▽
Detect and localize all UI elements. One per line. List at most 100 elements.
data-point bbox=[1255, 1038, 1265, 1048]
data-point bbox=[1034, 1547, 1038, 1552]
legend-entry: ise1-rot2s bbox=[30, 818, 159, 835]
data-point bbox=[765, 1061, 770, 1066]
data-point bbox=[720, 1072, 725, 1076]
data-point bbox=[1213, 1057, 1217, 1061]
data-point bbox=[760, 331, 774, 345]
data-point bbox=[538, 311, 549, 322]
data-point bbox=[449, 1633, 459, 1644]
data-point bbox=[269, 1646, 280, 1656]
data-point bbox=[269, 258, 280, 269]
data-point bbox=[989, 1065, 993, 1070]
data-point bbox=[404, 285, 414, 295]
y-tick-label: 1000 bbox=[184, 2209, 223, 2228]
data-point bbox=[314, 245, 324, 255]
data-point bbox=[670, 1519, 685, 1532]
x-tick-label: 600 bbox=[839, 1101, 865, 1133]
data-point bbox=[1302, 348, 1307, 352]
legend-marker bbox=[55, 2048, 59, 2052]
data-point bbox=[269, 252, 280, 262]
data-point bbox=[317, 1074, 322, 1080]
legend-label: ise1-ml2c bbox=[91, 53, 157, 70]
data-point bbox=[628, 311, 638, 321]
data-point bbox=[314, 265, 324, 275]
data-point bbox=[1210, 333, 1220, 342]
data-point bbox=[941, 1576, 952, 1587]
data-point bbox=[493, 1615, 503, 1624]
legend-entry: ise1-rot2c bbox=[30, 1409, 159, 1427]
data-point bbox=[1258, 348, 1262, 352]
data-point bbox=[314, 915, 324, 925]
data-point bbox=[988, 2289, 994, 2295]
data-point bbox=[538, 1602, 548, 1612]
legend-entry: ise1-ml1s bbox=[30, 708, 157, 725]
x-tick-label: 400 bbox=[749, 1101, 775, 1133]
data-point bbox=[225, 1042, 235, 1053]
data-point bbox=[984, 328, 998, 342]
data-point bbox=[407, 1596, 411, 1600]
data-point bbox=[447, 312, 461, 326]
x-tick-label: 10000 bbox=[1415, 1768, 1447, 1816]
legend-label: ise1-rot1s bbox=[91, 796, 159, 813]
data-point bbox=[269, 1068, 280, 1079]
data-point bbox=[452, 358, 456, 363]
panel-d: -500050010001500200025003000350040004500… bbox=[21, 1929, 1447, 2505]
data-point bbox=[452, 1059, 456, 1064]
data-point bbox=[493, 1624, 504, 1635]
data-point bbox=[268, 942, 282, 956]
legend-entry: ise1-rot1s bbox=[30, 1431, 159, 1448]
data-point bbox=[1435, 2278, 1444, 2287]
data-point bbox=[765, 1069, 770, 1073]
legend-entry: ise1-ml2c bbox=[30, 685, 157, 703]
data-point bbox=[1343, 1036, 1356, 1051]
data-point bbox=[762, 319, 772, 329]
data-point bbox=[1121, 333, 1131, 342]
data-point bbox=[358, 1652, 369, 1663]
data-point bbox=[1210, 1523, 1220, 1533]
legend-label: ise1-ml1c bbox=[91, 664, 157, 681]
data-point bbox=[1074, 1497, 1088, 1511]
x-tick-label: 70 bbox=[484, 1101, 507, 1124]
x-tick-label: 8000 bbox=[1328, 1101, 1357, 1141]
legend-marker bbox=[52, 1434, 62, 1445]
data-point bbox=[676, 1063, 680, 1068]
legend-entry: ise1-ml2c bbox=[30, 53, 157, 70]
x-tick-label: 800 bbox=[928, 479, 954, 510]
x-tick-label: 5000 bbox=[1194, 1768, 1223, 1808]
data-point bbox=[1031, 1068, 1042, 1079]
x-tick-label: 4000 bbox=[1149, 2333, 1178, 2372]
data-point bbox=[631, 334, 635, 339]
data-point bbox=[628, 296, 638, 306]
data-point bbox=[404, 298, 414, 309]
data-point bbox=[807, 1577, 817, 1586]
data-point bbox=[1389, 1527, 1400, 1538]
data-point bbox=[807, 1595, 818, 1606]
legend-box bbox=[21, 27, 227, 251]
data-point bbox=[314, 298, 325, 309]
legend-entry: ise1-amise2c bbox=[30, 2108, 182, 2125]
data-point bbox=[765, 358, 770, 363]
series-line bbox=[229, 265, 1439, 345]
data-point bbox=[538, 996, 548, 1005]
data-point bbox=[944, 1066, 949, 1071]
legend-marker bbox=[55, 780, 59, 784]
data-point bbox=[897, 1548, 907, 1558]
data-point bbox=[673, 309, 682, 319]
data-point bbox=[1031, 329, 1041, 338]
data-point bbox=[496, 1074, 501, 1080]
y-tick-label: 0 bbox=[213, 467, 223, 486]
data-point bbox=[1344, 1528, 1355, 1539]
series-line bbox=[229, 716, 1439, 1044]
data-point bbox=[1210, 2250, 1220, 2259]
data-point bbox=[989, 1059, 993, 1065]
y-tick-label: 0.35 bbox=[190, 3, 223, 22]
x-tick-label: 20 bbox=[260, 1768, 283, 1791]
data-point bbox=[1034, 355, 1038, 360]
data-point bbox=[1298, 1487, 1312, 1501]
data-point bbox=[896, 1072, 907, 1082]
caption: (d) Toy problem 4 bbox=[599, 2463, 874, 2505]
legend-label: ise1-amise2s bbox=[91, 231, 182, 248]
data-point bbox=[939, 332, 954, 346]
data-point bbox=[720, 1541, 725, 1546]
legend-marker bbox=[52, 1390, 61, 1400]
△
Problem to work on
Return every line of the data above without any change.

Final answer
Detect and localize all UI elements. One per line. List at most 100 elements.
data-point bbox=[1255, 1038, 1265, 1048]
data-point bbox=[1034, 1547, 1038, 1552]
legend-entry: ise1-rot2s bbox=[30, 818, 159, 835]
data-point bbox=[765, 1061, 770, 1066]
data-point bbox=[720, 1072, 725, 1076]
data-point bbox=[1213, 1057, 1217, 1061]
data-point bbox=[760, 331, 774, 345]
data-point bbox=[538, 311, 549, 322]
data-point bbox=[449, 1633, 459, 1644]
data-point bbox=[269, 1646, 280, 1656]
data-point bbox=[269, 258, 280, 269]
data-point bbox=[989, 1065, 993, 1070]
data-point bbox=[404, 285, 414, 295]
y-tick-label: 1000 bbox=[184, 2209, 223, 2228]
data-point bbox=[314, 245, 324, 255]
data-point bbox=[670, 1519, 685, 1532]
x-tick-label: 600 bbox=[839, 1101, 865, 1133]
data-point bbox=[1302, 348, 1307, 352]
legend-marker bbox=[55, 2048, 59, 2052]
data-point bbox=[269, 252, 280, 262]
data-point bbox=[317, 1074, 322, 1080]
legend-label: ise1-ml2c bbox=[91, 53, 157, 70]
data-point bbox=[628, 311, 638, 321]
data-point bbox=[314, 265, 324, 275]
data-point bbox=[1210, 333, 1220, 342]
data-point bbox=[941, 1576, 952, 1587]
data-point bbox=[493, 1615, 503, 1624]
legend-entry: ise1-rot2c bbox=[30, 1409, 159, 1427]
data-point bbox=[1258, 348, 1262, 352]
data-point bbox=[314, 915, 324, 925]
data-point bbox=[988, 2289, 994, 2295]
data-point bbox=[538, 1602, 548, 1612]
legend-entry: ise1-ml1s bbox=[30, 708, 157, 725]
x-tick-label: 400 bbox=[749, 1101, 775, 1133]
data-point bbox=[225, 1042, 235, 1053]
data-point bbox=[984, 328, 998, 342]
data-point bbox=[407, 1596, 411, 1600]
data-point bbox=[447, 312, 461, 326]
x-tick-label: 10000 bbox=[1415, 1768, 1447, 1816]
legend-label: ise1-rot1s bbox=[91, 796, 159, 813]
data-point bbox=[269, 1068, 280, 1079]
data-point bbox=[452, 358, 456, 363]
panel-d: -500050010001500200025003000350040004500… bbox=[21, 1929, 1447, 2505]
data-point bbox=[452, 1059, 456, 1064]
data-point bbox=[493, 1624, 504, 1635]
data-point bbox=[268, 942, 282, 956]
legend-entry: ise1-rot1s bbox=[30, 1431, 159, 1448]
data-point bbox=[1435, 2278, 1444, 2287]
data-point bbox=[765, 1069, 770, 1073]
legend-entry: ise1-ml2c bbox=[30, 685, 157, 703]
data-point bbox=[1343, 1036, 1356, 1051]
data-point bbox=[762, 319, 772, 329]
data-point bbox=[1121, 333, 1131, 342]
data-point bbox=[358, 1652, 369, 1663]
data-point bbox=[1210, 1523, 1220, 1533]
legend-label: ise1-ml1c bbox=[91, 664, 157, 681]
data-point bbox=[1074, 1497, 1088, 1511]
x-tick-label: 70 bbox=[484, 1101, 507, 1124]
x-tick-label: 8000 bbox=[1328, 1101, 1357, 1141]
legend-marker bbox=[52, 1434, 62, 1445]
data-point bbox=[676, 1063, 680, 1068]
legend-entry: ise1-ml2c bbox=[30, 53, 157, 70]
x-tick-label: 800 bbox=[928, 479, 954, 510]
x-tick-label: 5000 bbox=[1194, 1768, 1223, 1808]
data-point bbox=[1031, 1068, 1042, 1079]
x-tick-label: 4000 bbox=[1149, 2333, 1178, 2372]
data-point bbox=[631, 334, 635, 339]
data-point bbox=[628, 296, 638, 306]
data-point bbox=[404, 298, 414, 309]
data-point bbox=[807, 1577, 817, 1586]
data-point bbox=[1389, 1527, 1400, 1538]
data-point bbox=[807, 1595, 818, 1606]
legend-box bbox=[21, 27, 227, 251]
data-point bbox=[314, 298, 325, 309]
legend-entry: ise1-amise2c bbox=[30, 2108, 182, 2125]
data-point bbox=[765, 358, 770, 363]
series-line bbox=[229, 265, 1439, 345]
data-point bbox=[538, 996, 548, 1005]
data-point bbox=[944, 1066, 949, 1071]
legend-marker bbox=[55, 780, 59, 784]
data-point bbox=[897, 1548, 907, 1558]
data-point bbox=[673, 309, 682, 319]
data-point bbox=[1031, 329, 1041, 338]
data-point bbox=[496, 1074, 501, 1080]
y-tick-label: 0 bbox=[213, 467, 223, 486]
data-point bbox=[1344, 1528, 1355, 1539]
series-line bbox=[229, 716, 1439, 1044]
data-point bbox=[1210, 2250, 1220, 2259]
data-point bbox=[989, 1059, 993, 1065]
y-tick-label: 0.35 bbox=[190, 3, 223, 22]
x-tick-label: 20 bbox=[260, 1768, 283, 1791]
data-point bbox=[1034, 355, 1038, 360]
data-point bbox=[1298, 1487, 1312, 1501]
data-point bbox=[896, 1072, 907, 1082]
caption: (d) Toy problem 4 bbox=[599, 2463, 874, 2505]
legend-label: ise1-amise2s bbox=[91, 231, 182, 248]
data-point bbox=[939, 332, 954, 346]
data-point bbox=[720, 1541, 725, 1546]
legend-marker bbox=[52, 1390, 61, 1400]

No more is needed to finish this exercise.